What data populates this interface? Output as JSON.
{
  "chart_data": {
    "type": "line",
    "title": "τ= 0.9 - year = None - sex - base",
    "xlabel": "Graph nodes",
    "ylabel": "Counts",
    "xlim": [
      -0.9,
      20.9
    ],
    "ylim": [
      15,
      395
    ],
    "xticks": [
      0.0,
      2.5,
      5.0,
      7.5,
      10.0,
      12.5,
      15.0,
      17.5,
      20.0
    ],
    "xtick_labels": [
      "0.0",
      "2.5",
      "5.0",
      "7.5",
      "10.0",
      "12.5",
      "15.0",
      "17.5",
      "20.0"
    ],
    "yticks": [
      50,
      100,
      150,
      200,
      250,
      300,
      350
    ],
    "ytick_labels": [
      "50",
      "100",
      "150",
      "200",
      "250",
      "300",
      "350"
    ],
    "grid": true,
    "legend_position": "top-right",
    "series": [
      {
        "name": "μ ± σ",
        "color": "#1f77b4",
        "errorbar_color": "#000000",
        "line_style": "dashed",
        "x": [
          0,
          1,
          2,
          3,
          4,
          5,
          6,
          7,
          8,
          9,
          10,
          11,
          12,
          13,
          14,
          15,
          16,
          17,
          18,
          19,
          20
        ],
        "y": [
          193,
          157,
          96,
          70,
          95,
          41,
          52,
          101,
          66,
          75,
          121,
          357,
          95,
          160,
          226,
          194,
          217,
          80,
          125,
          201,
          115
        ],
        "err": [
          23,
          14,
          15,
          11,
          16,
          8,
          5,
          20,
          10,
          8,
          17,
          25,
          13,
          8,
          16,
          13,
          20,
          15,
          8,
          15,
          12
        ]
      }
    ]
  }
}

## INSTRUCTION
Write out the records shown above, exactly as they appear.

## WRITTEN ANSWER
What data populates this interface? Output as JSON.
{
  "chart_data": {
    "type": "line",
    "title": "τ= 0.9 - year = None - sex - base",
    "xlabel": "Graph nodes",
    "ylabel": "Counts",
    "xlim": [
      -0.9,
      20.9
    ],
    "ylim": [
      15,
      395
    ],
    "xticks": [
      0.0,
      2.5,
      5.0,
      7.5,
      10.0,
      12.5,
      15.0,
      17.5,
      20.0
    ],
    "xtick_labels": [
      "0.0",
      "2.5",
      "5.0",
      "7.5",
      "10.0",
      "12.5",
      "15.0",
      "17.5",
      "20.0"
    ],
    "yticks": [
      50,
      100,
      150,
      200,
      250,
      300,
      350
    ],
    "ytick_labels": [
      "50",
      "100",
      "150",
      "200",
      "250",
      "300",
      "350"
    ],
    "grid": true,
    "legend_position": "top-right",
    "series": [
      {
        "name": "μ ± σ",
        "color": "#1f77b4",
        "errorbar_color": "#000000",
        "line_style": "dashed",
        "x": [
          0,
          1,
          2,
          3,
          4,
          5,
          6,
          7,
          8,
          9,
          10,
          11,
          12,
          13,
          14,
          15,
          16,
          17,
          18,
          19,
          20
        ],
        "y": [
          193,
          157,
          96,
          70,
          95,
          41,
          52,
          101,
          66,
          75,
          121,
          357,
          95,
          160,
          226,
          194,
          217,
          80,
          125,
          201,
          115
        ],
        "err": [
          23,
          14,
          15,
          11,
          16,
          8,
          5,
          20,
          10,
          8,
          17,
          25,
          13,
          8,
          16,
          13,
          20,
          15,
          8,
          15,
          12
        ]
      }
    ]
  }
}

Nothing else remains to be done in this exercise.